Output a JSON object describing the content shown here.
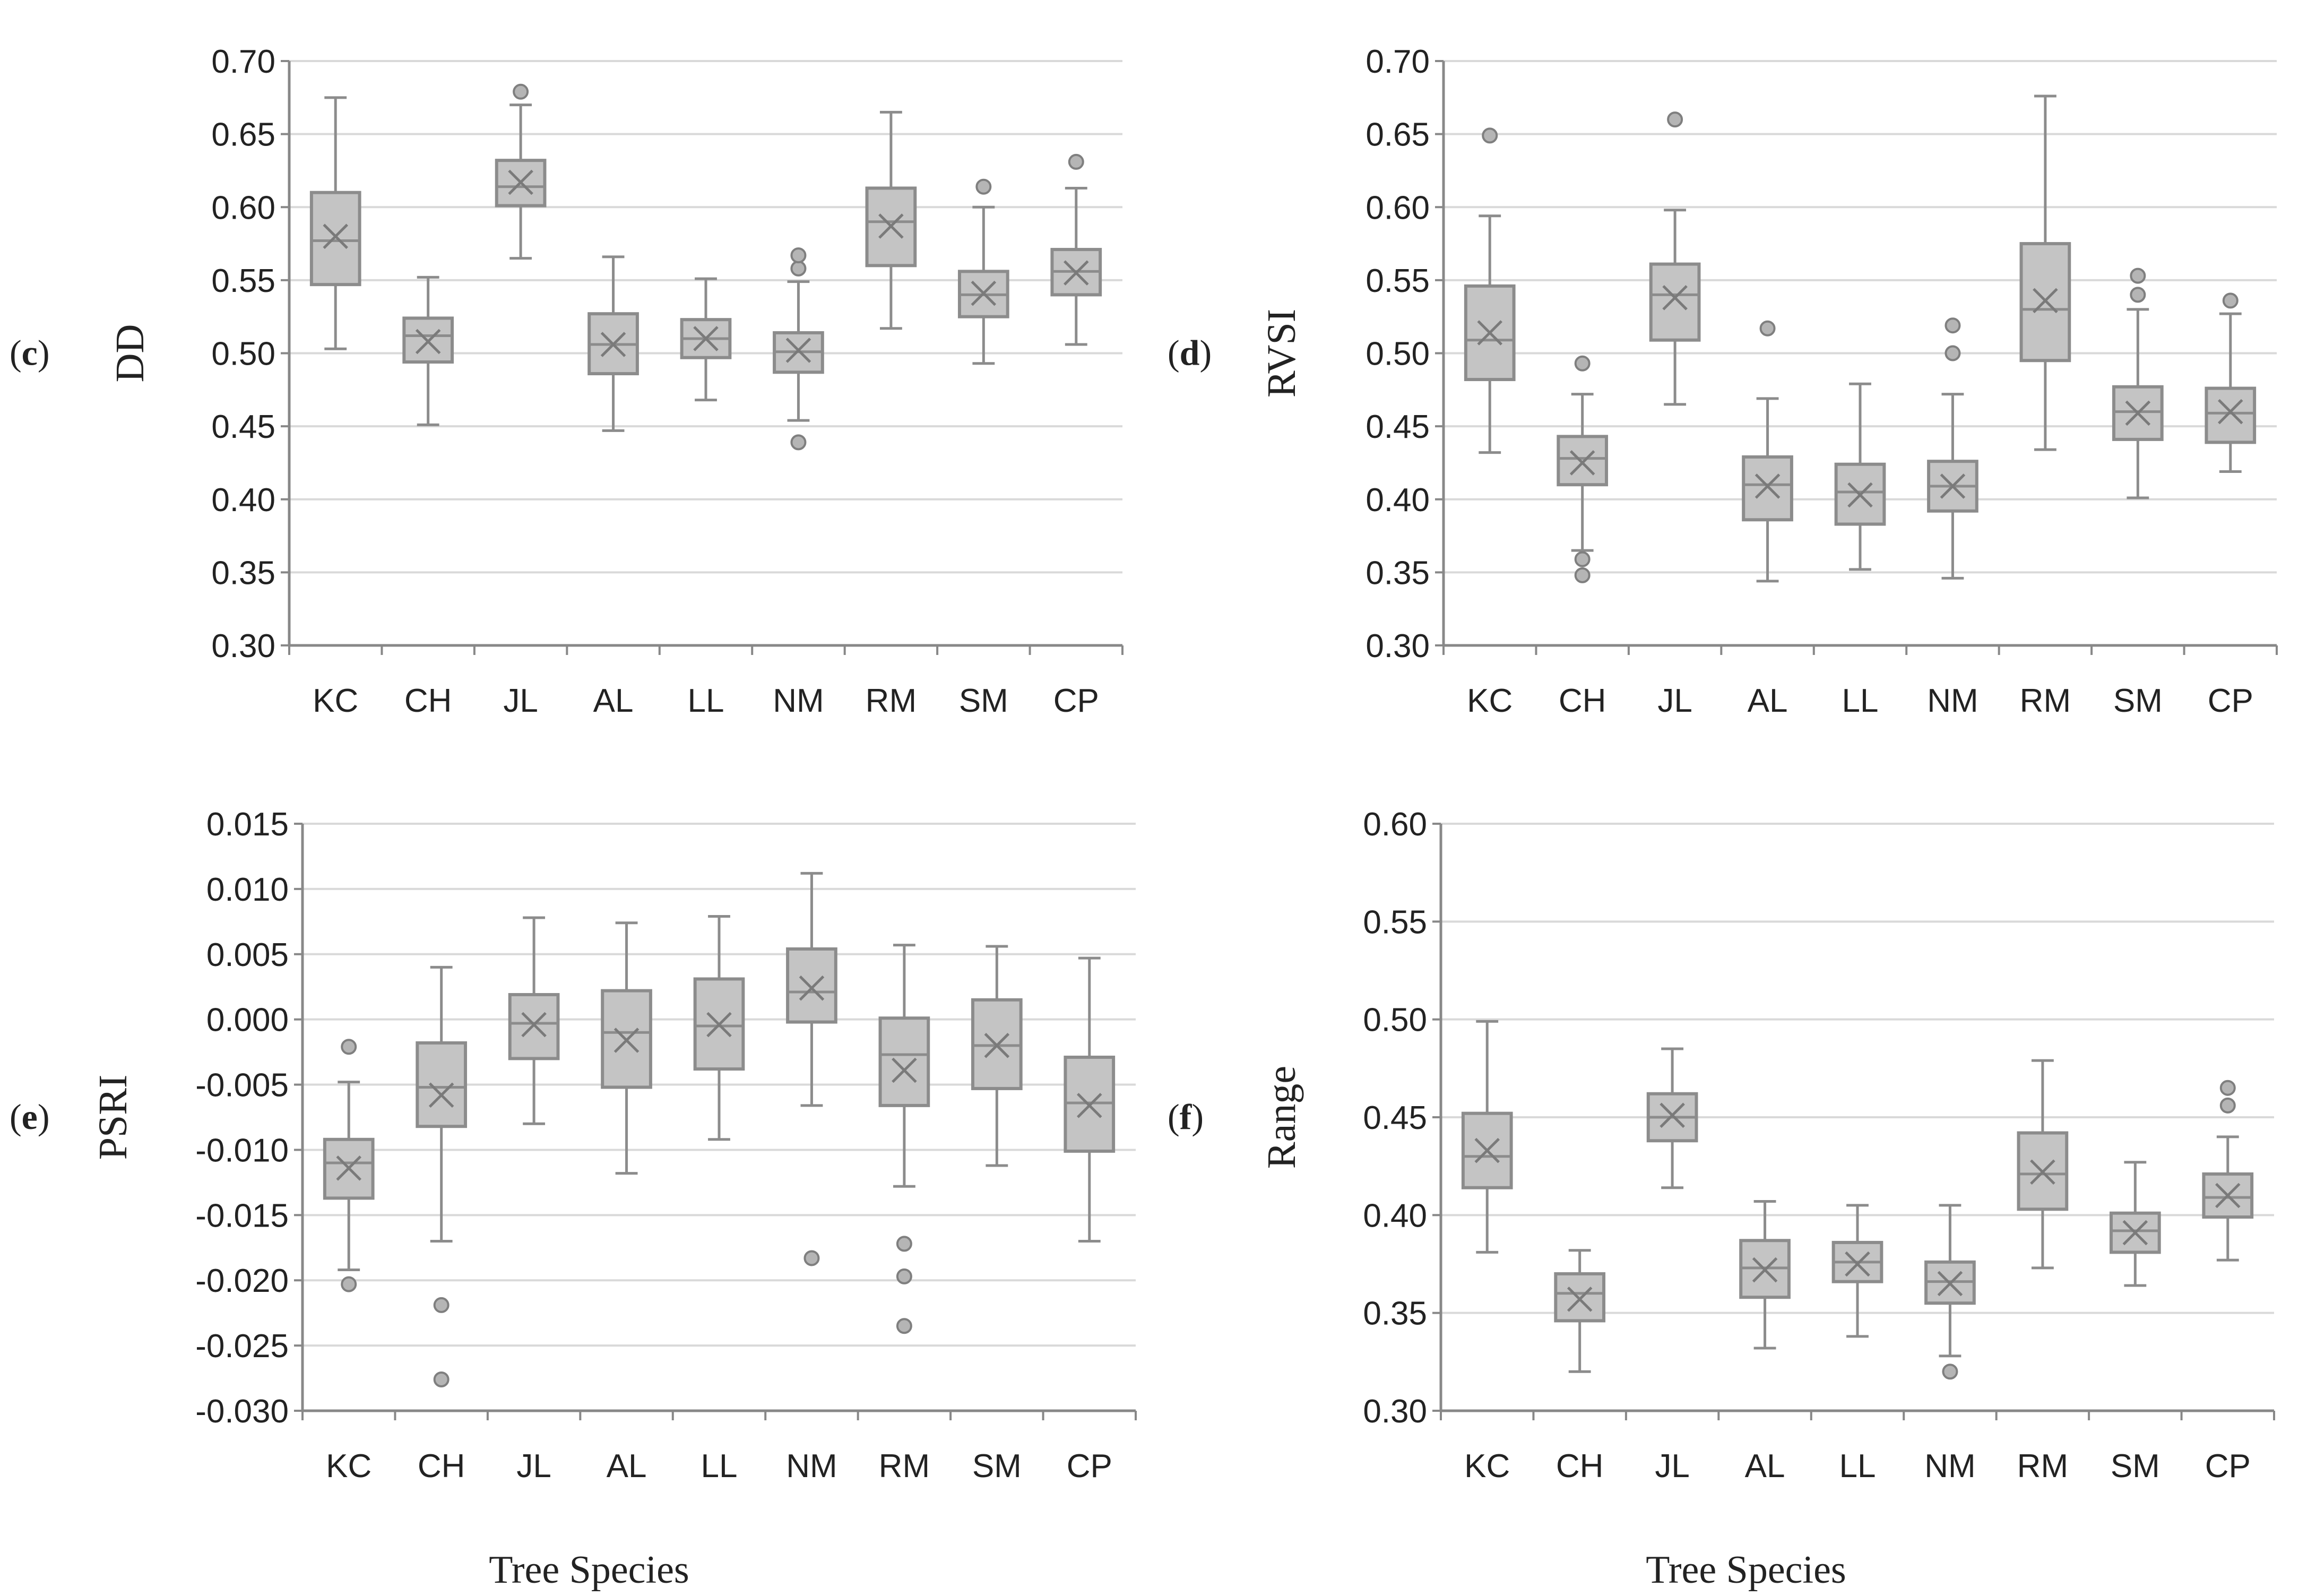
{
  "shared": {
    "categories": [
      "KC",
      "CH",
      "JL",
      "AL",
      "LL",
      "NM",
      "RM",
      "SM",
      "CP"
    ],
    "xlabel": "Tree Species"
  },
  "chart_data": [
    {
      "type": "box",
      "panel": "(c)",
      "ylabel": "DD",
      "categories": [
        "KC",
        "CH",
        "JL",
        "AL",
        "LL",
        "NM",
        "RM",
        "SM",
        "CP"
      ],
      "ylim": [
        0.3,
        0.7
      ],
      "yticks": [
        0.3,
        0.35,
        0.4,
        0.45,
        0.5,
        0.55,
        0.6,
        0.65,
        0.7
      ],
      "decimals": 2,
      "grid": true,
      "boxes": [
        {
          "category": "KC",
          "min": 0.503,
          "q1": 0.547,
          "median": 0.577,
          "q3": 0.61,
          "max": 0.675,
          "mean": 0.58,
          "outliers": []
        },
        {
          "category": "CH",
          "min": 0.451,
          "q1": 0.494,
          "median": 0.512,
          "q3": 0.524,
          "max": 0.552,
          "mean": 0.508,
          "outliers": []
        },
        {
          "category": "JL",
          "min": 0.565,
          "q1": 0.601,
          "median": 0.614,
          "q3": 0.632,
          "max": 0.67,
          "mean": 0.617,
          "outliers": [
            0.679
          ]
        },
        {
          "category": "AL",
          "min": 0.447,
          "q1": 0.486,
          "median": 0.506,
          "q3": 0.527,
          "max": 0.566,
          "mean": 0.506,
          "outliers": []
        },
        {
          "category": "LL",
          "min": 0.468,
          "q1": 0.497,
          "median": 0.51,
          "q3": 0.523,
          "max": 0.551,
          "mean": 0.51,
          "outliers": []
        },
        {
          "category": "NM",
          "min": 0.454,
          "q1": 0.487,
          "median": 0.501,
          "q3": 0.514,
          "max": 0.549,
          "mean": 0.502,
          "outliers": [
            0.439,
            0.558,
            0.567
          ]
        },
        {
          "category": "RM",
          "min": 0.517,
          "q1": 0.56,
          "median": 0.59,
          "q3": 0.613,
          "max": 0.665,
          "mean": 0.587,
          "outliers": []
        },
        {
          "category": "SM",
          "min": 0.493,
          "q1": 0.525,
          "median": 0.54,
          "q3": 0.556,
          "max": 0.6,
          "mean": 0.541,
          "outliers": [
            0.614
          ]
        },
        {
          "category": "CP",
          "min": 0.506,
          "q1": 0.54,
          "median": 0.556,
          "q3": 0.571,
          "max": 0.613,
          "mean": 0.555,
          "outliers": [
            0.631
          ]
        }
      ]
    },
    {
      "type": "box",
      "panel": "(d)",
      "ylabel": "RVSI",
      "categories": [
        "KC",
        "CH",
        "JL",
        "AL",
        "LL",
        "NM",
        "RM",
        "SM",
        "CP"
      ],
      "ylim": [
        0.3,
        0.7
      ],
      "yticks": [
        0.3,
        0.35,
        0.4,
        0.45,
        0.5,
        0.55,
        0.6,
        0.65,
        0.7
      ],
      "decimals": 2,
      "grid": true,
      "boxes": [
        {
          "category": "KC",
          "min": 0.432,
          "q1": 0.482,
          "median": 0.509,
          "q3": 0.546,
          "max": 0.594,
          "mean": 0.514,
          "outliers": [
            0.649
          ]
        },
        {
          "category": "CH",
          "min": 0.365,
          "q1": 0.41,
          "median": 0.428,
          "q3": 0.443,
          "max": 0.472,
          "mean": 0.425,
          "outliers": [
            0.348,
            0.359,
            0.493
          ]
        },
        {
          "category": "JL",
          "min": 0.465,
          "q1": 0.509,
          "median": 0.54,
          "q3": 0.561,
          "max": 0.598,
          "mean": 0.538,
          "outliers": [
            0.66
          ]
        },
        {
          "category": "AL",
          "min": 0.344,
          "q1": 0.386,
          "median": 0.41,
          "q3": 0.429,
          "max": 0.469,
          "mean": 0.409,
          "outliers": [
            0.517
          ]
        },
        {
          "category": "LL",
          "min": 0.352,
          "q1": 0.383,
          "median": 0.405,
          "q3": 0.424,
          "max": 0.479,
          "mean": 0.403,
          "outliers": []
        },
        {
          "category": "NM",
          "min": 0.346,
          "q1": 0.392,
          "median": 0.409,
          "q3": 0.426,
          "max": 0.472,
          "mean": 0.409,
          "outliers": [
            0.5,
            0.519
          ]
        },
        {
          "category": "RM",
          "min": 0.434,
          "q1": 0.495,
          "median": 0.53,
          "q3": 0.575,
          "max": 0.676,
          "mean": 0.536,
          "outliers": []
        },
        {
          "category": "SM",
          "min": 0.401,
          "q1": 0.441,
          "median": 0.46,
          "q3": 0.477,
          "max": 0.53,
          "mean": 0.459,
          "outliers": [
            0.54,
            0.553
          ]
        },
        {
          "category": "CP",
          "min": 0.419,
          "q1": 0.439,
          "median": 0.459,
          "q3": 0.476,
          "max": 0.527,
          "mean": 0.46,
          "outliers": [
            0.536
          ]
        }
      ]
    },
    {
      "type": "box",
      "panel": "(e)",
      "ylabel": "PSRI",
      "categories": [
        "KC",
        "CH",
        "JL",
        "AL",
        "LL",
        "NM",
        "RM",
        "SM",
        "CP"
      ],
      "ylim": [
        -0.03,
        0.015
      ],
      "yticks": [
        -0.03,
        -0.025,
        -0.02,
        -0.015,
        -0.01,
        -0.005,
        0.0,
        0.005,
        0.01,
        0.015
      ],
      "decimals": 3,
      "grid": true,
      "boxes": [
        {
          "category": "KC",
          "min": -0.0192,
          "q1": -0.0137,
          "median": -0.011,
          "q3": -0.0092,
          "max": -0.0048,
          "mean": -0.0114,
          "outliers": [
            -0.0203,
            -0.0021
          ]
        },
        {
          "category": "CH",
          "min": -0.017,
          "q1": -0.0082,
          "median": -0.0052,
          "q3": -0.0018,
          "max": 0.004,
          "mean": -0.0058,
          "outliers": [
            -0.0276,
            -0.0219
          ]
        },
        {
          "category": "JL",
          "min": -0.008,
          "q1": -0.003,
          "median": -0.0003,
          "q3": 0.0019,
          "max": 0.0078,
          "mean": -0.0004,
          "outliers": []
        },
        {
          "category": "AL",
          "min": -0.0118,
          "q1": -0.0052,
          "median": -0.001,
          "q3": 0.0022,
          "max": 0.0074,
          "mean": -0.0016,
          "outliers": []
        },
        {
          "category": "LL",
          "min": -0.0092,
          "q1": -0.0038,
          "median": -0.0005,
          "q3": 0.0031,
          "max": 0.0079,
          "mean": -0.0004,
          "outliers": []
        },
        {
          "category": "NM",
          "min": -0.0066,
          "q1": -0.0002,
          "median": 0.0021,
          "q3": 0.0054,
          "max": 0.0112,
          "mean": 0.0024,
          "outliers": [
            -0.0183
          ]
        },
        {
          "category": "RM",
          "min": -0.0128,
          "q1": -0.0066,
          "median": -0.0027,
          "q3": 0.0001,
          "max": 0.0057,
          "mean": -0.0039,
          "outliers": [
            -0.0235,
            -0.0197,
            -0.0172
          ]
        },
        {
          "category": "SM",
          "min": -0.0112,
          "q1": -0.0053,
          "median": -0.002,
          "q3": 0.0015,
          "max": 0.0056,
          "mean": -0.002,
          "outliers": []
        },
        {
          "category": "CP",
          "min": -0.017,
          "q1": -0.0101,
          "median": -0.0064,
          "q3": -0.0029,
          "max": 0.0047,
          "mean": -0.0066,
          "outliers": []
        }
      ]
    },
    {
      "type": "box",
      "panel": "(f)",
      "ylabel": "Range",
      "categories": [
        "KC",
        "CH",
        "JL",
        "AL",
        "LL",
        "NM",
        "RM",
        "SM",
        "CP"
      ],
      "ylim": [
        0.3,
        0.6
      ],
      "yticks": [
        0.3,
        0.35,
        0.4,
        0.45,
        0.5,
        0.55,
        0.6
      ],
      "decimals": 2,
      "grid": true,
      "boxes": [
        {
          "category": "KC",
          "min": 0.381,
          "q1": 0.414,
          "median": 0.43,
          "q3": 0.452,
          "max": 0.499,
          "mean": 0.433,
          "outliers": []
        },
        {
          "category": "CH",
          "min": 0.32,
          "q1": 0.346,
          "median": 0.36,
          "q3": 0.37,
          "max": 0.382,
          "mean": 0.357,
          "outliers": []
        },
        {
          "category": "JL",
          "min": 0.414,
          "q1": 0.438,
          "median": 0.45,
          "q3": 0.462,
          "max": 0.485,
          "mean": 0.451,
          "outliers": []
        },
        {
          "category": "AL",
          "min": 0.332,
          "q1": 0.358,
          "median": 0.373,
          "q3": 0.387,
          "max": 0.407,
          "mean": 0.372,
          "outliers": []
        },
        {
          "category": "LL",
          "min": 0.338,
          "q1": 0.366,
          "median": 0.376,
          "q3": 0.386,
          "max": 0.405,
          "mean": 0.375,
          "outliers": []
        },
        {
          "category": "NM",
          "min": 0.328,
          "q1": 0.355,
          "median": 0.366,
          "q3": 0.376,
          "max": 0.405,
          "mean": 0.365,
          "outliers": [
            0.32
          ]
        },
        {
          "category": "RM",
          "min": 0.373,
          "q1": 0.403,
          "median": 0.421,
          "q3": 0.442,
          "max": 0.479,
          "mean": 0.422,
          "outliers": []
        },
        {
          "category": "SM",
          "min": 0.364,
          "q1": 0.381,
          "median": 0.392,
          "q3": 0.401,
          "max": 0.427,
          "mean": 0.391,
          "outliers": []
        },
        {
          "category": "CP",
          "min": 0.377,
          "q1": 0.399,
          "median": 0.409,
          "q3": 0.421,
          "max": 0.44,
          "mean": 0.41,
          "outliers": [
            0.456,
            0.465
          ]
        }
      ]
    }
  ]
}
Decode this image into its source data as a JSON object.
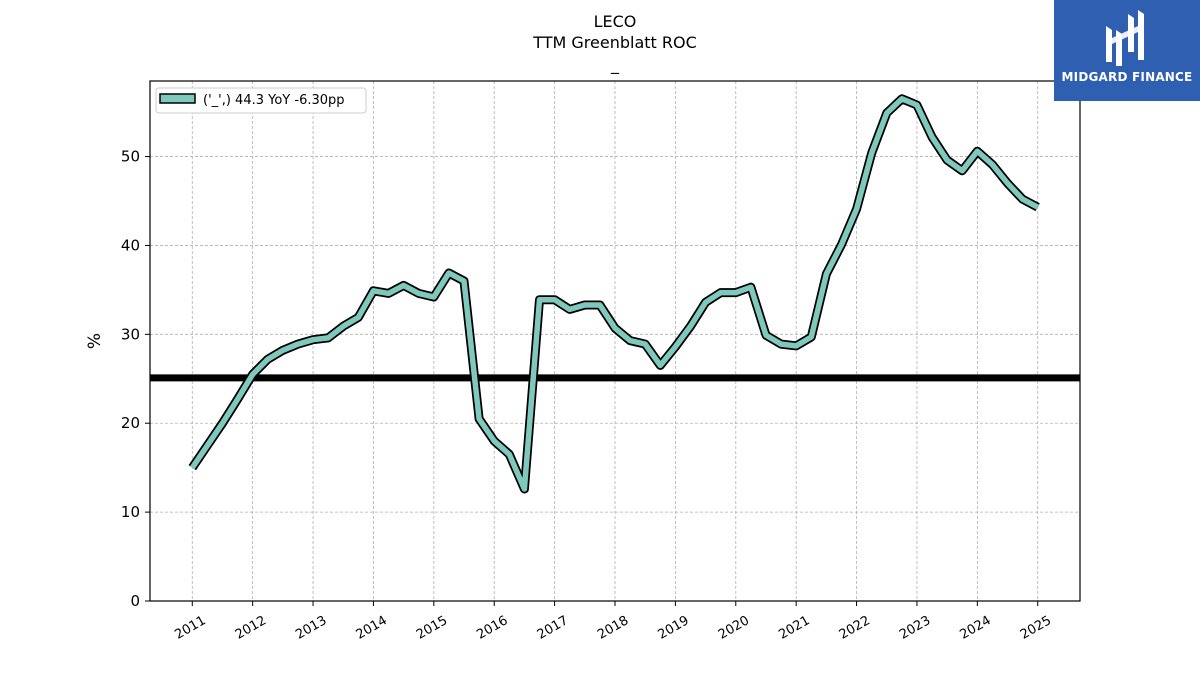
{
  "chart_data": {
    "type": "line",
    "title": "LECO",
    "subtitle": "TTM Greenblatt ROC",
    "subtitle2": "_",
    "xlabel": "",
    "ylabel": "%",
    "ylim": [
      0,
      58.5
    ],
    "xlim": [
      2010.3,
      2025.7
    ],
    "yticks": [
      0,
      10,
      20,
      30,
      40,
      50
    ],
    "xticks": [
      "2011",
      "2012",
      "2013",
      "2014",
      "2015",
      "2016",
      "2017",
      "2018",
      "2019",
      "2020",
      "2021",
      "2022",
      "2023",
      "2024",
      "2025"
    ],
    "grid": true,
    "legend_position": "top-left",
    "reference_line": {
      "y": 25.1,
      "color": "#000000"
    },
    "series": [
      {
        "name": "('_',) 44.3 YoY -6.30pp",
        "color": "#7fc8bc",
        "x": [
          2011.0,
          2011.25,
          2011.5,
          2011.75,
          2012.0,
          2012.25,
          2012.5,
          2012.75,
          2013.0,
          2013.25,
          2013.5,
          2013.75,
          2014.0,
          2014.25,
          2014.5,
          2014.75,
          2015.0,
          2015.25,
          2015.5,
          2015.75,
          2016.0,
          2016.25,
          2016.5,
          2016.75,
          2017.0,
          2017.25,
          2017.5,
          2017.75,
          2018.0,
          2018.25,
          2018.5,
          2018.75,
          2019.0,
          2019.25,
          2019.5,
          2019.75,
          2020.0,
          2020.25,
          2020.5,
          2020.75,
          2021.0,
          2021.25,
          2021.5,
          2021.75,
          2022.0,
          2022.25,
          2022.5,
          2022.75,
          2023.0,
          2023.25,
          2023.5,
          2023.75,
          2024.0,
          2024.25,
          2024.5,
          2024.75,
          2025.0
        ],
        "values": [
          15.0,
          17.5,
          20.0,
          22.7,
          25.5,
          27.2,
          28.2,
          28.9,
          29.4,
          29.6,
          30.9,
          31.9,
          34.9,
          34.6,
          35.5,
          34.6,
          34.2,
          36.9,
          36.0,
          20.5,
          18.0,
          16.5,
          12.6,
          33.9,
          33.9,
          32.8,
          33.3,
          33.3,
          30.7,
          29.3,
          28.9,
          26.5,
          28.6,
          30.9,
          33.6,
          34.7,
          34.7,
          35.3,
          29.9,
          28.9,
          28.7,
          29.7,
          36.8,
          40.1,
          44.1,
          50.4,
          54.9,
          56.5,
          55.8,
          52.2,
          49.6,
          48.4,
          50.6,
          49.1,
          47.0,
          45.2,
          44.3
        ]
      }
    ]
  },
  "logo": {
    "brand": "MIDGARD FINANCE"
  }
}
_ _ _ _ _
* EXERCISE BRIEF
Filter the listing above by the word "ylabel"; copy each line that passes.

* RESULT OF THE EXERCISE
      "ylabel": "DD",
      "ylabel": "RVSI",
      "ylabel": "PSRI",
      "ylabel": "Range",
    "ylabel": "%",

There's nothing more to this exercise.